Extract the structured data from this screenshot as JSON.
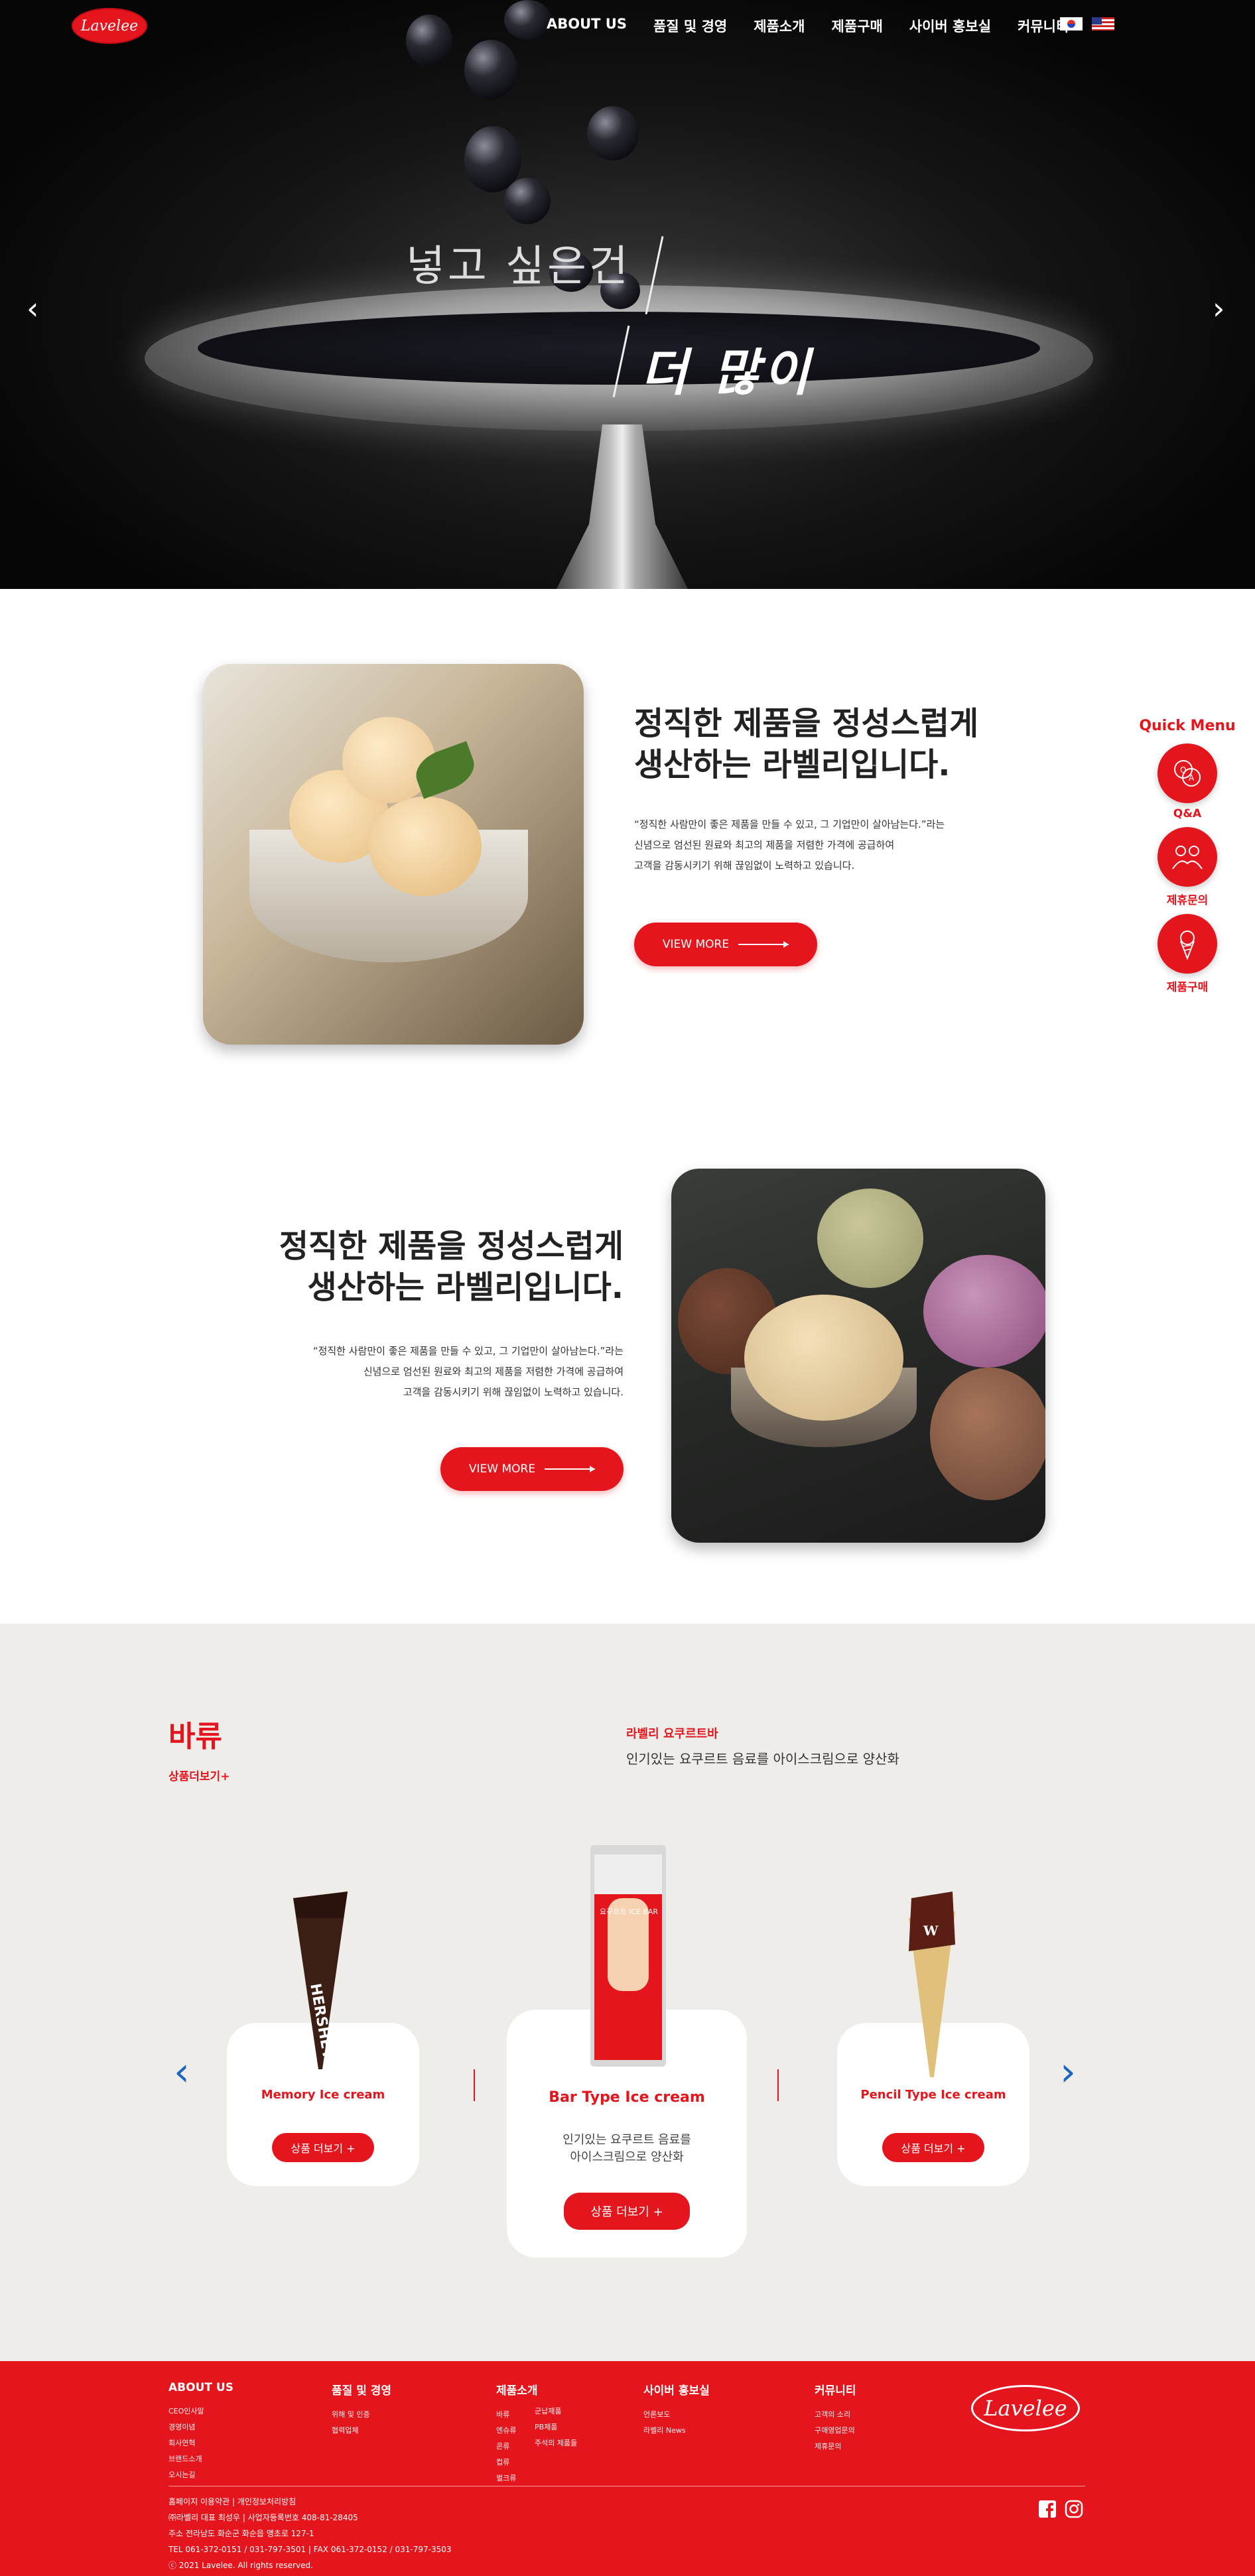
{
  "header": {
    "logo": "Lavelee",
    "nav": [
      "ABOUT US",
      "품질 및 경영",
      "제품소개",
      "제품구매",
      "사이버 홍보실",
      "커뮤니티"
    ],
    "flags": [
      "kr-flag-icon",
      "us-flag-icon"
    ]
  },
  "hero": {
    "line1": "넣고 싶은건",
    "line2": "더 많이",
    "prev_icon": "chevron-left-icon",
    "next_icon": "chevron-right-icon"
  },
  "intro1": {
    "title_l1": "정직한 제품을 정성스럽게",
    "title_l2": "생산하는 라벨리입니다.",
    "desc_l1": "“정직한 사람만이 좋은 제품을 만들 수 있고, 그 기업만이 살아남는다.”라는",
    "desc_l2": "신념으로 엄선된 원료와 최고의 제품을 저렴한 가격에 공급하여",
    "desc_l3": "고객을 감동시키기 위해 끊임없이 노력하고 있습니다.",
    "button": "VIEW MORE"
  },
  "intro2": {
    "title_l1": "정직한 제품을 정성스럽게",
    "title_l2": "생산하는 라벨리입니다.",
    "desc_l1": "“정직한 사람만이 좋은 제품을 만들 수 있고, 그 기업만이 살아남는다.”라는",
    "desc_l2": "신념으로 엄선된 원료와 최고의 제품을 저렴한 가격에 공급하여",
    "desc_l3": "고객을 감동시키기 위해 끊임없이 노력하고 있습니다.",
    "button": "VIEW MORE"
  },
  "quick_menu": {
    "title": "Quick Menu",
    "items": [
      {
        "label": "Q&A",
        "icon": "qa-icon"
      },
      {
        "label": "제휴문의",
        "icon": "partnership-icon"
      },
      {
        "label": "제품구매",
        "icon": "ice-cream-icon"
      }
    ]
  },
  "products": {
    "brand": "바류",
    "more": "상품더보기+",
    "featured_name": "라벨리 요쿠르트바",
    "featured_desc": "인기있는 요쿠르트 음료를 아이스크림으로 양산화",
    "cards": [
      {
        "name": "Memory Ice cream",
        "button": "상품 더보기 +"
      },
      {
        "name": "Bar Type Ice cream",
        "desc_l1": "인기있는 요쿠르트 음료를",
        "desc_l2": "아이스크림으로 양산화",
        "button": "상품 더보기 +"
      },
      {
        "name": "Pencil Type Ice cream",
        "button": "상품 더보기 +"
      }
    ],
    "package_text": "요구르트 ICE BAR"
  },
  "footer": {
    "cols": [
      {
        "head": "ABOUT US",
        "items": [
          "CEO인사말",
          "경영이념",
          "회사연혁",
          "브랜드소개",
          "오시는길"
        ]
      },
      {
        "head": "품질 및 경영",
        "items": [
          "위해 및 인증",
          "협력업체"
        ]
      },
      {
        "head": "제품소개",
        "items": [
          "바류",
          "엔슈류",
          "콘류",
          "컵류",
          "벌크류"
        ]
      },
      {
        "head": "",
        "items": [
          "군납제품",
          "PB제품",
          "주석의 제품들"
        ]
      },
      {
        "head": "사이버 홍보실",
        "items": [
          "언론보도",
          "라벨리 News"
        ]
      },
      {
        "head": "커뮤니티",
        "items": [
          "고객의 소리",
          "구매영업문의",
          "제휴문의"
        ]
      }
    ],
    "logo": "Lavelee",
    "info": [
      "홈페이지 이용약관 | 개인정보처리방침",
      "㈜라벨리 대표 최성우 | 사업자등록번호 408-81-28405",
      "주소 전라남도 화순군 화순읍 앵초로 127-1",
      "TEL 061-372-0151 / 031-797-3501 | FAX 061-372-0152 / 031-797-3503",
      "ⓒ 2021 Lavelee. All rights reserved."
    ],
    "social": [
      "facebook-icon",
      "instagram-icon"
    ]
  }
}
——————
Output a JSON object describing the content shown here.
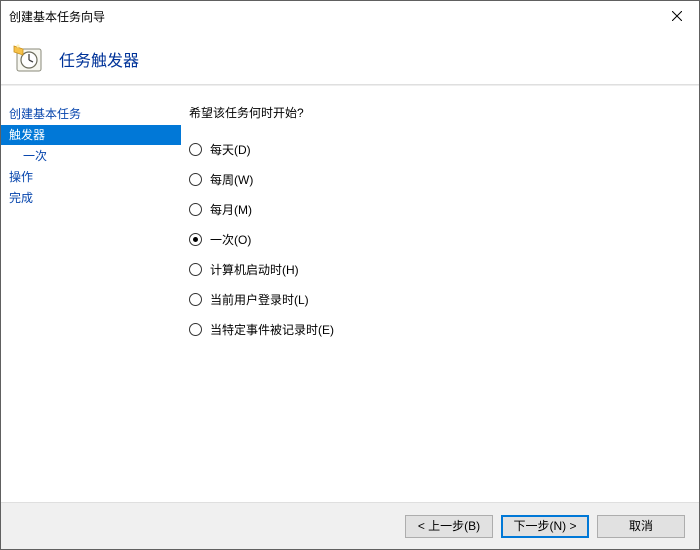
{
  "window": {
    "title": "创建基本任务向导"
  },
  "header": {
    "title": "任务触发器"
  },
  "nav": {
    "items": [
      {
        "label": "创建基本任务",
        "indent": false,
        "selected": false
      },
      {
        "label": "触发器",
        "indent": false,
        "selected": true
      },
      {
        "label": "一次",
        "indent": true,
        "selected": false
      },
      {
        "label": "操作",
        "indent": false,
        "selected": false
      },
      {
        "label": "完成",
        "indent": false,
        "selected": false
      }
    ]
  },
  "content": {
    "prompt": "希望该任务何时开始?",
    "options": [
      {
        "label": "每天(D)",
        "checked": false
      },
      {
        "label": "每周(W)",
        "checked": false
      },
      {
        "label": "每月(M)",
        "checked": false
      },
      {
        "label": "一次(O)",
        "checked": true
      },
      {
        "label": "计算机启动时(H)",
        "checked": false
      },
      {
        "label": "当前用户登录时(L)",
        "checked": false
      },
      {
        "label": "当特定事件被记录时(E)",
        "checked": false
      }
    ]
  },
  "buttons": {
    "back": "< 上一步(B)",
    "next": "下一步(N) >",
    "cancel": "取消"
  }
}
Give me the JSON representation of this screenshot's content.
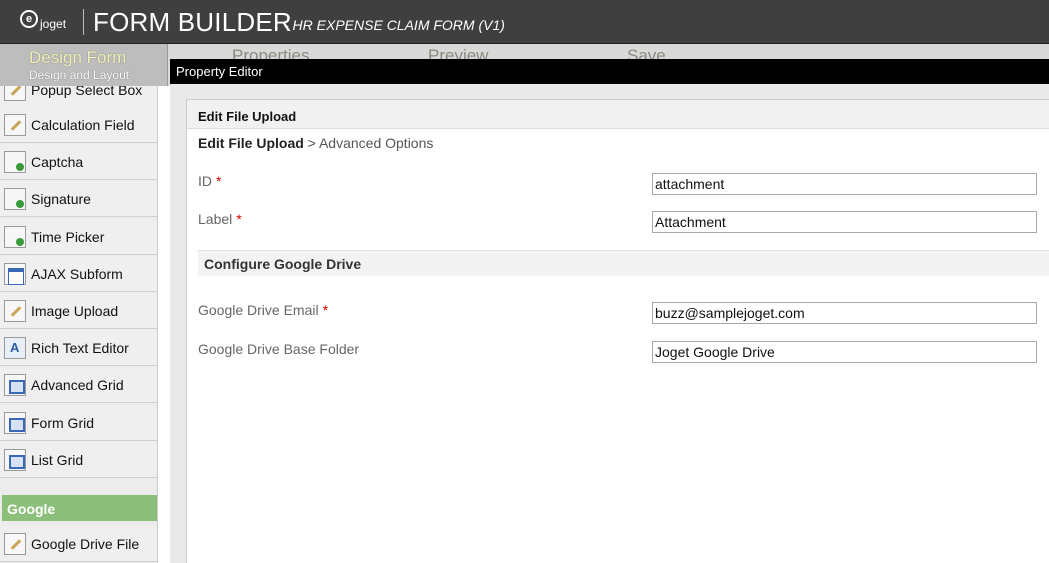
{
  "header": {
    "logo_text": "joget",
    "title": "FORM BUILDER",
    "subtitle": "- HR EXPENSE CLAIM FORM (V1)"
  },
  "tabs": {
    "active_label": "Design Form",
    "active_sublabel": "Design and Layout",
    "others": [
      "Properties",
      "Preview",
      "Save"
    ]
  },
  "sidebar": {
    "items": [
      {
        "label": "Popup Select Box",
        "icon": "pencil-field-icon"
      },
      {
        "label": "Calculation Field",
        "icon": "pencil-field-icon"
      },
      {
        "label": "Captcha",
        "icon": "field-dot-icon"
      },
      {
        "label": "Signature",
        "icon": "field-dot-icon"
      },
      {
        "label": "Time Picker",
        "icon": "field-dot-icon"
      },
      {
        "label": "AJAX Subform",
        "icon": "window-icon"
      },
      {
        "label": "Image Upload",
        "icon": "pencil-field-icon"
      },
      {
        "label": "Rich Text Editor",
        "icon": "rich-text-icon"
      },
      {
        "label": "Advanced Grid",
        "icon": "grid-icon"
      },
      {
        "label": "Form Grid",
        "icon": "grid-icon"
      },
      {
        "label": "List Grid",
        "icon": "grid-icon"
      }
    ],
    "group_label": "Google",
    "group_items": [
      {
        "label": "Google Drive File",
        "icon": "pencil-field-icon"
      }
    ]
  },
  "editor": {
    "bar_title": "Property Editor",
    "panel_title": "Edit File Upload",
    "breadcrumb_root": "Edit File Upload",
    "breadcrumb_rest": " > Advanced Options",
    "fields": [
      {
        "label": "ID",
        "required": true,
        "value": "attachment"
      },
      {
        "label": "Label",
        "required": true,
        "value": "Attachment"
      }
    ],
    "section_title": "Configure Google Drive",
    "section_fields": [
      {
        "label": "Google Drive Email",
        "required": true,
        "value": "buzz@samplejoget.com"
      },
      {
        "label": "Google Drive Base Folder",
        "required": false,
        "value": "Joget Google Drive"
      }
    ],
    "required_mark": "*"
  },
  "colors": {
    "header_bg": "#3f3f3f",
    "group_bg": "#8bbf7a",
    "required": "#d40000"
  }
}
——————
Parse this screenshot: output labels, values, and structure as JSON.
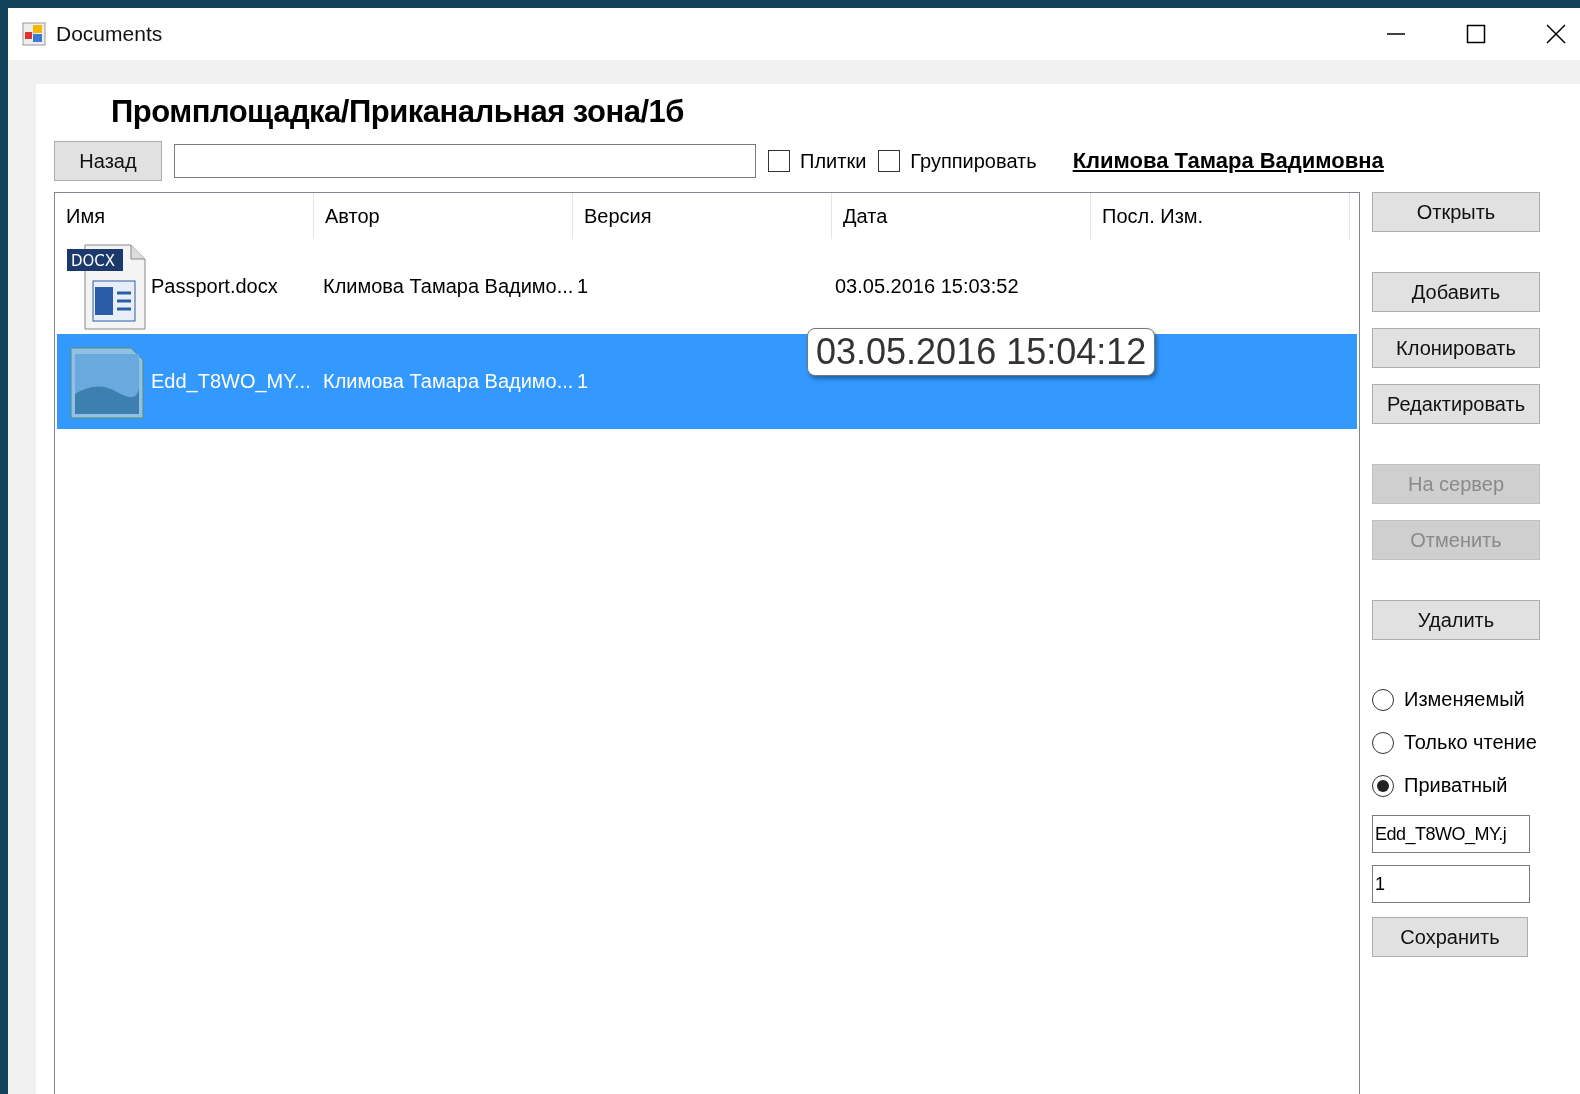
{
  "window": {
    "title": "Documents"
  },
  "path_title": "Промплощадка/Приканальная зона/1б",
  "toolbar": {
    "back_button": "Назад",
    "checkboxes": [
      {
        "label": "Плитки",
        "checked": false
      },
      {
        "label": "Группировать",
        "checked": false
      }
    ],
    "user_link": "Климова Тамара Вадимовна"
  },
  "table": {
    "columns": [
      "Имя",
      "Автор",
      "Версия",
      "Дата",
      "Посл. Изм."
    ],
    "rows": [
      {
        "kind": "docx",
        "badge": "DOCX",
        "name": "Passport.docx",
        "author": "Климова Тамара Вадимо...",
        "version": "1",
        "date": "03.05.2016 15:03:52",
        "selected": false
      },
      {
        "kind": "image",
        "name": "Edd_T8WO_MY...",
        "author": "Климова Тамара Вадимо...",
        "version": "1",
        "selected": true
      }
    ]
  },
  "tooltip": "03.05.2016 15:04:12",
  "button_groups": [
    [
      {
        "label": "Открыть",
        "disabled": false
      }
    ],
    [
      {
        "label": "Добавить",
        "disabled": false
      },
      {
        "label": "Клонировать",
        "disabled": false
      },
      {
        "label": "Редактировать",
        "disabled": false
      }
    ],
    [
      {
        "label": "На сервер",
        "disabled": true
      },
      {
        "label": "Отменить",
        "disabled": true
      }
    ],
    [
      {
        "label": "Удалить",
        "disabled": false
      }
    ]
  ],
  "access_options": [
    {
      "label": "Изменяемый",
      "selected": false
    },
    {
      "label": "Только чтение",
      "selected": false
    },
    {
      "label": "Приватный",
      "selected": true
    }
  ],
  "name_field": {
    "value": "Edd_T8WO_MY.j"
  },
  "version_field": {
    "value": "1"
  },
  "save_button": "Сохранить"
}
——————
--- Exercise details ---
Your answer should be a single number: the count of lines holding the word "content".

--- Finished answer ---
3